• TASK DATA:
--

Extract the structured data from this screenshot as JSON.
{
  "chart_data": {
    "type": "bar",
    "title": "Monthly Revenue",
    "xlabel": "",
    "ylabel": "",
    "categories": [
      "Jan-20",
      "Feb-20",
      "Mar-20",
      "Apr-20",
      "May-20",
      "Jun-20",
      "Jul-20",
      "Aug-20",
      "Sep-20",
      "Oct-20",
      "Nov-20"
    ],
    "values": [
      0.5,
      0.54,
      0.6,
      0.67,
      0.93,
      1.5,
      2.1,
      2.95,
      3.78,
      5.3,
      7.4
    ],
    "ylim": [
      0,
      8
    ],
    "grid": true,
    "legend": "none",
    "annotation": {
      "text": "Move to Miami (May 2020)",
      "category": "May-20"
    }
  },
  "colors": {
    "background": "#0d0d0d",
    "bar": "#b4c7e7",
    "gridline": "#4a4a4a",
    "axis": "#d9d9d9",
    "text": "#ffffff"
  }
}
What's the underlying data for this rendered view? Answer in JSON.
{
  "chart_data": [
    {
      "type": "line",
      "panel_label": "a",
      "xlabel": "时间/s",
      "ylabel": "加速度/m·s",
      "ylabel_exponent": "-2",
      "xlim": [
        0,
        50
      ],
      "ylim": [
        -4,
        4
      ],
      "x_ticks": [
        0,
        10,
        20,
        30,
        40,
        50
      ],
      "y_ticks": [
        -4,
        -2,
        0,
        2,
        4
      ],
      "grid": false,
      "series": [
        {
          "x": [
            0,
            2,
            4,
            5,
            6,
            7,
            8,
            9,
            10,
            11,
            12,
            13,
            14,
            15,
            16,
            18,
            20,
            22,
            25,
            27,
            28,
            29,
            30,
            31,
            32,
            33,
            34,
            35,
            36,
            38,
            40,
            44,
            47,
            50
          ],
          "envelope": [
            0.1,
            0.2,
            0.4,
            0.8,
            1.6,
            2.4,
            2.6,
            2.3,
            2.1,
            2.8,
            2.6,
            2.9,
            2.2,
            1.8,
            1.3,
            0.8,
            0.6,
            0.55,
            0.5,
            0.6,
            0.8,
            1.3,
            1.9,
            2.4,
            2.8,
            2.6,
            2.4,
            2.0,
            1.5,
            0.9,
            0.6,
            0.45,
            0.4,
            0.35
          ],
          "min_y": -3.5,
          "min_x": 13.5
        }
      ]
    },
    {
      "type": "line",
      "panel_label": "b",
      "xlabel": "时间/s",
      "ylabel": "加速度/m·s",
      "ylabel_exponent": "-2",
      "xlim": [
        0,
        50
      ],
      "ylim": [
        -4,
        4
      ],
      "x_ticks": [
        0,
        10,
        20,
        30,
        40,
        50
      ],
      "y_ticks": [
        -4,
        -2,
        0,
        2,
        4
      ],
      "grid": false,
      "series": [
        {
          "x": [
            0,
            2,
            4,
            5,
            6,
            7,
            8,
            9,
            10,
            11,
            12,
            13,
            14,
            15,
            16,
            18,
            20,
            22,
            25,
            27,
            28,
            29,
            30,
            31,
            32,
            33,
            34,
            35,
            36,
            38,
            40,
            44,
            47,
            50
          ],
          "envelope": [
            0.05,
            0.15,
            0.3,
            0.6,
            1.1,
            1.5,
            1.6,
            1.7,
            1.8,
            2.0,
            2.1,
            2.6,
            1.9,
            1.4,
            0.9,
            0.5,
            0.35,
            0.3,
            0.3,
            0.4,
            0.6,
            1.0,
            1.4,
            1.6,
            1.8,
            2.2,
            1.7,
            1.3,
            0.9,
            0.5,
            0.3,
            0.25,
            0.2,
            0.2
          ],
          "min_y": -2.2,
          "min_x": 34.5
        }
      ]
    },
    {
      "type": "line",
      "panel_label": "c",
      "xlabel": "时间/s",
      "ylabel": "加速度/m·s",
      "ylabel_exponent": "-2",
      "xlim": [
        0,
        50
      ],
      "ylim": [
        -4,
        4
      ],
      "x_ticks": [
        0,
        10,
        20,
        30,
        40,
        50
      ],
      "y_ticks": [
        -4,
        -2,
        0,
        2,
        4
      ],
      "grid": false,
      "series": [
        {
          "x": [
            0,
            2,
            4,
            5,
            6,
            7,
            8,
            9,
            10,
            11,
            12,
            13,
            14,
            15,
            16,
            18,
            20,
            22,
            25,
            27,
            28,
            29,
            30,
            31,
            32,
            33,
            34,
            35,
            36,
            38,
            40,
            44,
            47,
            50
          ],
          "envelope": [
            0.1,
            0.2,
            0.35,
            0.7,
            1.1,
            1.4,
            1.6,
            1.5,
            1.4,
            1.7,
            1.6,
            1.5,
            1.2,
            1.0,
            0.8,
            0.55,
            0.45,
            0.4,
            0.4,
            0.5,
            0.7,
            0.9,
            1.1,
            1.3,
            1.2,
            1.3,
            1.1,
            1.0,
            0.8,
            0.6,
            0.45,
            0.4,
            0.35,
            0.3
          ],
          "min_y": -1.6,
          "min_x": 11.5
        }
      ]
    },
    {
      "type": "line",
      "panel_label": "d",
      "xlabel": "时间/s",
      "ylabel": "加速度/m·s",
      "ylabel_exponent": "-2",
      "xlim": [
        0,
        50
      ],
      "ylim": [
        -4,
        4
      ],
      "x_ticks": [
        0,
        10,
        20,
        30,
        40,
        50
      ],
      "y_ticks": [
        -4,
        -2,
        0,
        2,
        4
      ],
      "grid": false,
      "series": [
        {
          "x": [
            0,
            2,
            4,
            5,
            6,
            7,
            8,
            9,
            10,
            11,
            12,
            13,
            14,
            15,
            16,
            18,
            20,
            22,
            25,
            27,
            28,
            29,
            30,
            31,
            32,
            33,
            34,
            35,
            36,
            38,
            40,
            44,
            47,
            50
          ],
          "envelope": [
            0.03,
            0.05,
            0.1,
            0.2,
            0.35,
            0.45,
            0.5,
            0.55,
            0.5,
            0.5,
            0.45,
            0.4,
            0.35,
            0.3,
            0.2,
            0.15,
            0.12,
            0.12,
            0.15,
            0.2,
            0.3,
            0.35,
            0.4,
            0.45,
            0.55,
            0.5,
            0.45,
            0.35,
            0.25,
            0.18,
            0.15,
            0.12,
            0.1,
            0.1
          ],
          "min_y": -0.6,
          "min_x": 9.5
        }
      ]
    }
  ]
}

--

• TASK INSTRUCTIONS: Every line above should be retyped exactly as given.

• SOLUTION FOR THIS PROBLEM:
Extract the structured data from this screenshot as JSON.
{
  "chart_data": {
    "type": "bar",
    "title": "Monthly Revenue",
    "xlabel": "",
    "ylabel": "",
    "categories": [
      "Jan-20",
      "Feb-20",
      "Mar-20",
      "Apr-20",
      "May-20",
      "Jun-20",
      "Jul-20",
      "Aug-20",
      "Sep-20",
      "Oct-20",
      "Nov-20"
    ],
    "values": [
      0.5,
      0.54,
      0.6,
      0.67,
      0.93,
      1.5,
      2.1,
      2.95,
      3.78,
      5.3,
      7.4
    ],
    "ylim": [
      0,
      8
    ],
    "grid": true,
    "legend": "none",
    "annotation": {
      "text": "Move to Miami (May 2020)",
      "category": "May-20"
    }
  },
  "colors": {
    "background": "#0d0d0d",
    "bar": "#b4c7e7",
    "gridline": "#4a4a4a",
    "axis": "#d9d9d9",
    "text": "#ffffff"
  }
}
What's the underlying data for this rendered view? Answer in JSON.
{
  "chart_data": [
    {
      "type": "line",
      "panel_label": "a",
      "xlabel": "时间/s",
      "ylabel": "加速度/m·s",
      "ylabel_exponent": "-2",
      "xlim": [
        0,
        50
      ],
      "ylim": [
        -4,
        4
      ],
      "x_ticks": [
        0,
        10,
        20,
        30,
        40,
        50
      ],
      "y_ticks": [
        -4,
        -2,
        0,
        2,
        4
      ],
      "grid": false,
      "series": [
        {
          "x": [
            0,
            2,
            4,
            5,
            6,
            7,
            8,
            9,
            10,
            11,
            12,
            13,
            14,
            15,
            16,
            18,
            20,
            22,
            25,
            27,
            28,
            29,
            30,
            31,
            32,
            33,
            34,
            35,
            36,
            38,
            40,
            44,
            47,
            50
          ],
          "envelope": [
            0.1,
            0.2,
            0.4,
            0.8,
            1.6,
            2.4,
            2.6,
            2.3,
            2.1,
            2.8,
            2.6,
            2.9,
            2.2,
            1.8,
            1.3,
            0.8,
            0.6,
            0.55,
            0.5,
            0.6,
            0.8,
            1.3,
            1.9,
            2.4,
            2.8,
            2.6,
            2.4,
            2.0,
            1.5,
            0.9,
            0.6,
            0.45,
            0.4,
            0.35
          ],
          "min_y": -3.5,
          "min_x": 13.5
        }
      ]
    },
    {
      "type": "line",
      "panel_label": "b",
      "xlabel": "时间/s",
      "ylabel": "加速度/m·s",
      "ylabel_exponent": "-2",
      "xlim": [
        0,
        50
      ],
      "ylim": [
        -4,
        4
      ],
      "x_ticks": [
        0,
        10,
        20,
        30,
        40,
        50
      ],
      "y_ticks": [
        -4,
        -2,
        0,
        2,
        4
      ],
      "grid": false,
      "series": [
        {
          "x": [
            0,
            2,
            4,
            5,
            6,
            7,
            8,
            9,
            10,
            11,
            12,
            13,
            14,
            15,
            16,
            18,
            20,
            22,
            25,
            27,
            28,
            29,
            30,
            31,
            32,
            33,
            34,
            35,
            36,
            38,
            40,
            44,
            47,
            50
          ],
          "envelope": [
            0.05,
            0.15,
            0.3,
            0.6,
            1.1,
            1.5,
            1.6,
            1.7,
            1.8,
            2.0,
            2.1,
            2.6,
            1.9,
            1.4,
            0.9,
            0.5,
            0.35,
            0.3,
            0.3,
            0.4,
            0.6,
            1.0,
            1.4,
            1.6,
            1.8,
            2.2,
            1.7,
            1.3,
            0.9,
            0.5,
            0.3,
            0.25,
            0.2,
            0.2
          ],
          "min_y": -2.2,
          "min_x": 34.5
        }
      ]
    },
    {
      "type": "line",
      "panel_label": "c",
      "xlabel": "时间/s",
      "ylabel": "加速度/m·s",
      "ylabel_exponent": "-2",
      "xlim": [
        0,
        50
      ],
      "ylim": [
        -4,
        4
      ],
      "x_ticks": [
        0,
        10,
        20,
        30,
        40,
        50
      ],
      "y_ticks": [
        -4,
        -2,
        0,
        2,
        4
      ],
      "grid": false,
      "series": [
        {
          "x": [
            0,
            2,
            4,
            5,
            6,
            7,
            8,
            9,
            10,
            11,
            12,
            13,
            14,
            15,
            16,
            18,
            20,
            22,
            25,
            27,
            28,
            29,
            30,
            31,
            32,
            33,
            34,
            35,
            36,
            38,
            40,
            44,
            47,
            50
          ],
          "envelope": [
            0.1,
            0.2,
            0.35,
            0.7,
            1.1,
            1.4,
            1.6,
            1.5,
            1.4,
            1.7,
            1.6,
            1.5,
            1.2,
            1.0,
            0.8,
            0.55,
            0.45,
            0.4,
            0.4,
            0.5,
            0.7,
            0.9,
            1.1,
            1.3,
            1.2,
            1.3,
            1.1,
            1.0,
            0.8,
            0.6,
            0.45,
            0.4,
            0.35,
            0.3
          ],
          "min_y": -1.6,
          "min_x": 11.5
        }
      ]
    },
    {
      "type": "line",
      "panel_label": "d",
      "xlabel": "时间/s",
      "ylabel": "加速度/m·s",
      "ylabel_exponent": "-2",
      "xlim": [
        0,
        50
      ],
      "ylim": [
        -4,
        4
      ],
      "x_ticks": [
        0,
        10,
        20,
        30,
        40,
        50
      ],
      "y_ticks": [
        -4,
        -2,
        0,
        2,
        4
      ],
      "grid": false,
      "series": [
        {
          "x": [
            0,
            2,
            4,
            5,
            6,
            7,
            8,
            9,
            10,
            11,
            12,
            13,
            14,
            15,
            16,
            18,
            20,
            22,
            25,
            27,
            28,
            29,
            30,
            31,
            32,
            33,
            34,
            35,
            36,
            38,
            40,
            44,
            47,
            50
          ],
          "envelope": [
            0.03,
            0.05,
            0.1,
            0.2,
            0.35,
            0.45,
            0.5,
            0.55,
            0.5,
            0.5,
            0.45,
            0.4,
            0.35,
            0.3,
            0.2,
            0.15,
            0.12,
            0.12,
            0.15,
            0.2,
            0.3,
            0.35,
            0.4,
            0.45,
            0.55,
            0.5,
            0.45,
            0.35,
            0.25,
            0.18,
            0.15,
            0.12,
            0.1,
            0.1
          ],
          "min_y": -0.6,
          "min_x": 9.5
        }
      ]
    }
  ]
}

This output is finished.